--- Start Data shown ---

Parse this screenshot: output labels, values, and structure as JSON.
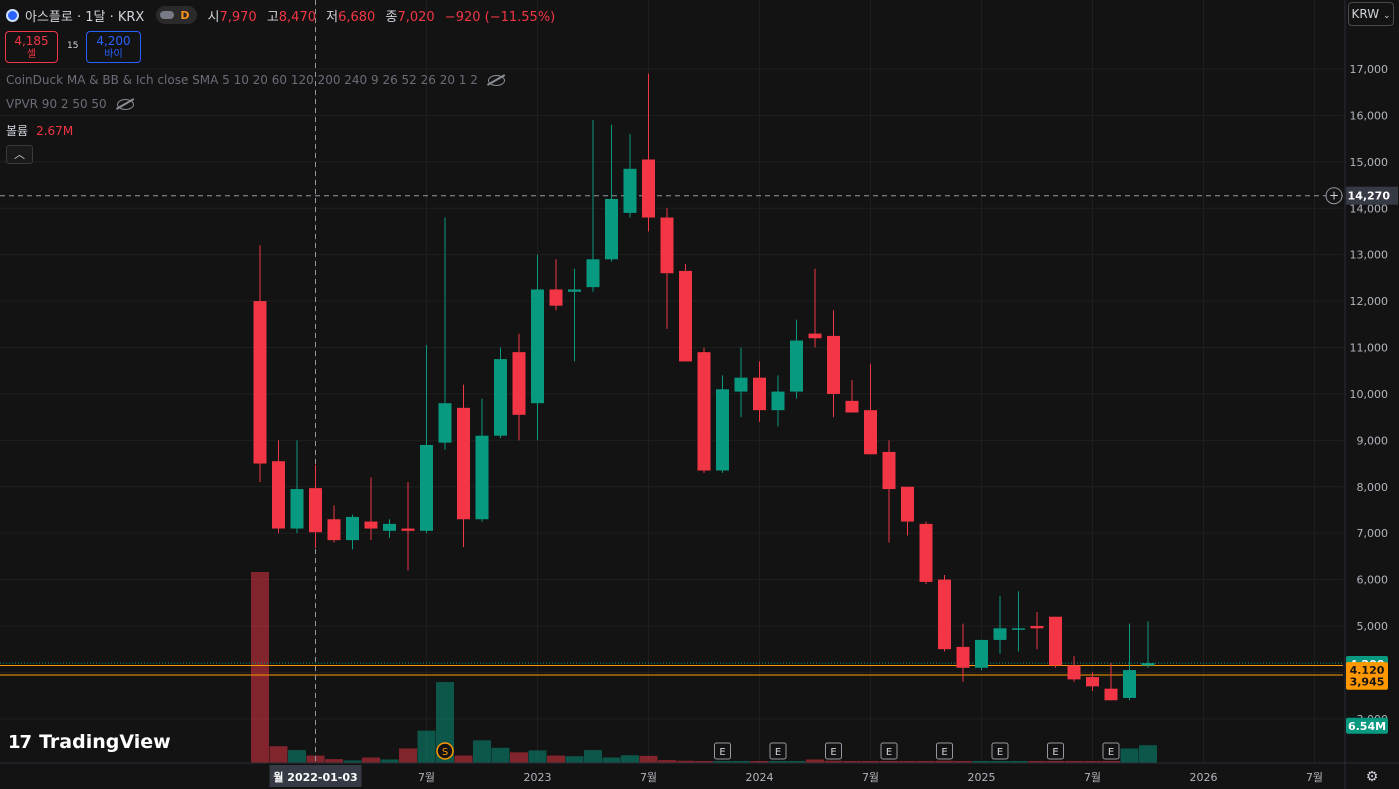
{
  "header": {
    "symbol": "아스플로 · 1달 · KRX",
    "mode": "D",
    "open_label": "시",
    "open": "7,970",
    "high_label": "고",
    "high": "8,470",
    "low_label": "저",
    "low": "6,680",
    "close_label": "종",
    "close": "7,020",
    "change": "−920 (−11.55%)"
  },
  "trade": {
    "sell_price": "4,185",
    "sell_label": "셀",
    "spread": "15",
    "buy_price": "4,200",
    "buy_label": "바이"
  },
  "indicators": {
    "line1": "CoinDuck MA & BB & Ich close SMA 5 10 20 60 120 200 240 9 26 52 26 20 1 2",
    "line2": "VPVR 90 2 50 50",
    "volume_label": "볼륨",
    "volume_value": "2.67M"
  },
  "currency": "KRW",
  "branding": "TradingView",
  "colors": {
    "up": "#089981",
    "down": "#f23645",
    "background": "#131313",
    "orange": "#ff9800"
  },
  "icons": [
    "eye-slash-icon",
    "chevron-up-icon",
    "gear-icon",
    "plus-circle-icon",
    "tradingview-logo-icon"
  ],
  "chart_data": {
    "type": "candlestick",
    "interval": "1M",
    "y_axis": {
      "range": [
        2400,
        17800
      ],
      "ticks": [
        3000,
        4000,
        5000,
        6000,
        7000,
        8000,
        9000,
        10000,
        11000,
        12000,
        13000,
        14000,
        15000,
        16000,
        17000
      ]
    },
    "x_labels": [
      {
        "label": "월 2022-01-03",
        "index": 3,
        "highlight": true
      },
      {
        "label": "7월",
        "index": 9
      },
      {
        "label": "2023",
        "index": 15
      },
      {
        "label": "7월",
        "index": 21
      },
      {
        "label": "2024",
        "index": 27
      },
      {
        "label": "7월",
        "index": 33
      },
      {
        "label": "2025",
        "index": 39
      },
      {
        "label": "7월",
        "index": 45
      },
      {
        "label": "2026",
        "index": 51
      },
      {
        "label": "7월",
        "index": 57
      }
    ],
    "candles": [
      {
        "o": 12000,
        "h": 13200,
        "l": 8100,
        "c": 8500,
        "v": 5900000
      },
      {
        "o": 8550,
        "h": 9000,
        "l": 7000,
        "c": 7100,
        "v": 520000
      },
      {
        "o": 7100,
        "h": 9000,
        "l": 7000,
        "c": 7950,
        "v": 400000
      },
      {
        "o": 7970,
        "h": 8470,
        "l": 6680,
        "c": 7020,
        "v": 230000
      },
      {
        "o": 7300,
        "h": 7600,
        "l": 6800,
        "c": 6850,
        "v": 120000
      },
      {
        "o": 6850,
        "h": 7400,
        "l": 6650,
        "c": 7350,
        "v": 80000
      },
      {
        "o": 7250,
        "h": 8200,
        "l": 6850,
        "c": 7100,
        "v": 170000
      },
      {
        "o": 7050,
        "h": 7300,
        "l": 6900,
        "c": 7200,
        "v": 110000
      },
      {
        "o": 7100,
        "h": 8100,
        "l": 6200,
        "c": 7050,
        "v": 450000
      },
      {
        "o": 7050,
        "h": 11050,
        "l": 7000,
        "c": 8900,
        "v": 1000000
      },
      {
        "o": 8950,
        "h": 13800,
        "l": 8800,
        "c": 9800,
        "v": 2500000
      },
      {
        "o": 9700,
        "h": 10200,
        "l": 6700,
        "c": 7300,
        "v": 230000
      },
      {
        "o": 7300,
        "h": 9900,
        "l": 7250,
        "c": 9100,
        "v": 700000
      },
      {
        "o": 9100,
        "h": 11000,
        "l": 9050,
        "c": 10750,
        "v": 470000
      },
      {
        "o": 10900,
        "h": 11300,
        "l": 9000,
        "c": 9550,
        "v": 330000
      },
      {
        "o": 9800,
        "h": 13000,
        "l": 9000,
        "c": 12250,
        "v": 390000
      },
      {
        "o": 12250,
        "h": 12900,
        "l": 11800,
        "c": 11900,
        "v": 230000
      },
      {
        "o": 12200,
        "h": 12700,
        "l": 10700,
        "c": 12250,
        "v": 210000
      },
      {
        "o": 12300,
        "h": 15900,
        "l": 12200,
        "c": 12900,
        "v": 400000
      },
      {
        "o": 12900,
        "h": 15800,
        "l": 12850,
        "c": 14200,
        "v": 170000
      },
      {
        "o": 13900,
        "h": 15600,
        "l": 13800,
        "c": 14850,
        "v": 240000
      },
      {
        "o": 15050,
        "h": 16900,
        "l": 13500,
        "c": 13800,
        "v": 220000
      },
      {
        "o": 13800,
        "h": 14000,
        "l": 11400,
        "c": 12600,
        "v": 90000
      },
      {
        "o": 12650,
        "h": 12800,
        "l": 10700,
        "c": 10700,
        "v": 70000
      },
      {
        "o": 10900,
        "h": 11000,
        "l": 8300,
        "c": 8350,
        "v": 50000
      },
      {
        "o": 8350,
        "h": 10400,
        "l": 8300,
        "c": 10100,
        "v": 30000
      },
      {
        "o": 10050,
        "h": 11000,
        "l": 9500,
        "c": 10350,
        "v": 25000
      },
      {
        "o": 10350,
        "h": 10700,
        "l": 9400,
        "c": 9650,
        "v": 35000
      },
      {
        "o": 9650,
        "h": 10400,
        "l": 9300,
        "c": 10050,
        "v": 40000
      },
      {
        "o": 10050,
        "h": 11600,
        "l": 9900,
        "c": 11150,
        "v": 45000
      },
      {
        "o": 11300,
        "h": 12700,
        "l": 11000,
        "c": 11200,
        "v": 110000
      },
      {
        "o": 11250,
        "h": 11800,
        "l": 9500,
        "c": 10000,
        "v": 70000
      },
      {
        "o": 9850,
        "h": 10300,
        "l": 9600,
        "c": 9600,
        "v": 35000
      },
      {
        "o": 9650,
        "h": 10650,
        "l": 8700,
        "c": 8700,
        "v": 40000
      },
      {
        "o": 8750,
        "h": 9000,
        "l": 6800,
        "c": 7950,
        "v": 60000
      },
      {
        "o": 8000,
        "h": 8000,
        "l": 6950,
        "c": 7250,
        "v": 30000
      },
      {
        "o": 7200,
        "h": 7250,
        "l": 5900,
        "c": 5950,
        "v": 40000
      },
      {
        "o": 6000,
        "h": 6100,
        "l": 4450,
        "c": 4500,
        "v": 70000
      },
      {
        "o": 4550,
        "h": 5050,
        "l": 3800,
        "c": 4100,
        "v": 50000
      },
      {
        "o": 4100,
        "h": 4700,
        "l": 4050,
        "c": 4700,
        "v": 40000
      },
      {
        "o": 4700,
        "h": 5650,
        "l": 4400,
        "c": 4950,
        "v": 50000
      },
      {
        "o": 4950,
        "h": 5750,
        "l": 4450,
        "c": 4950,
        "v": 30000
      },
      {
        "o": 5000,
        "h": 5300,
        "l": 4500,
        "c": 4950,
        "v": 60000
      },
      {
        "o": 5200,
        "h": 5200,
        "l": 4100,
        "c": 4150,
        "v": 35000
      },
      {
        "o": 4150,
        "h": 4350,
        "l": 3800,
        "c": 3850,
        "v": 25000
      },
      {
        "o": 3900,
        "h": 4000,
        "l": 3600,
        "c": 3700,
        "v": 30000
      },
      {
        "o": 3650,
        "h": 4200,
        "l": 3400,
        "c": 3400,
        "v": 40000
      },
      {
        "o": 3450,
        "h": 5050,
        "l": 3400,
        "c": 4050,
        "v": 450000
      },
      {
        "o": 4150,
        "h": 5100,
        "l": 4100,
        "c": 4200,
        "v": 550000
      }
    ],
    "earnings_markers": [
      25,
      28,
      31,
      34,
      37,
      40,
      43,
      46
    ],
    "split_marker": 10,
    "price_labels": [
      {
        "text": "4,200",
        "value": 4180,
        "bg": "#089981",
        "fg": "#ffffff"
      },
      {
        "text": "4,120",
        "value": 4050,
        "bg": "#ff9800",
        "fg": "#131313"
      },
      {
        "text": "3,945",
        "value": 3800,
        "bg": "#ff9800",
        "fg": "#131313"
      },
      {
        "text": "6.54M",
        "value": 2850,
        "bg": "#089981",
        "fg": "#ffffff"
      }
    ],
    "crosshair": {
      "price": 14270,
      "price_label": "14,270",
      "index": 3
    },
    "hlines": [
      {
        "value": 4200,
        "color": "#089981",
        "style": "dotted"
      },
      {
        "value": 4150,
        "color": "#ff9800",
        "style": "solid"
      },
      {
        "value": 3945,
        "color": "#ff9800",
        "style": "solid"
      }
    ]
  }
}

--- End Data shown ---

The required answer is a single number: the count of lines in the entries that hold the string "text".

4